Task to carry out -
Count lines, not occurrences: report how many lines in the records hold the string "Ministerio", and nothing else.

Records for processing -
»»

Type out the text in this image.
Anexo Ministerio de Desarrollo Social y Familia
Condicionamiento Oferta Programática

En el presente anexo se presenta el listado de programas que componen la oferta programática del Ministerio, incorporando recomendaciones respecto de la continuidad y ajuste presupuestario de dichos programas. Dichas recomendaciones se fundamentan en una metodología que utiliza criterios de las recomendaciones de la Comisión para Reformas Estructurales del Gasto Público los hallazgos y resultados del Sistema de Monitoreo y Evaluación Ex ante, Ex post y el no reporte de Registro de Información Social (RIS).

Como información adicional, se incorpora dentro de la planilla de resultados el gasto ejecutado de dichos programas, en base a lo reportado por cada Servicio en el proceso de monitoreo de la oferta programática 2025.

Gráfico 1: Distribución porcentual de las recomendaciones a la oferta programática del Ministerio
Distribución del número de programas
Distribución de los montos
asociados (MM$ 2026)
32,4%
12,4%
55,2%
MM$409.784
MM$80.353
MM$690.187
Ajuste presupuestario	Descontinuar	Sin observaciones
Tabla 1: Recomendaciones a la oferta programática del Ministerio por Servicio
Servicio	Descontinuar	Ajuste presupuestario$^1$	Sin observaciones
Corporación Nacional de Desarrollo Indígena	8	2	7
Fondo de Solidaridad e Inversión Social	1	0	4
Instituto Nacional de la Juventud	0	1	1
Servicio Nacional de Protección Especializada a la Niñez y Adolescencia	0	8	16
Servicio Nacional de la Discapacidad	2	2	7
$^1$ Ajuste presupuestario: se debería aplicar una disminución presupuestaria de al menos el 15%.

««

Response to this task -
4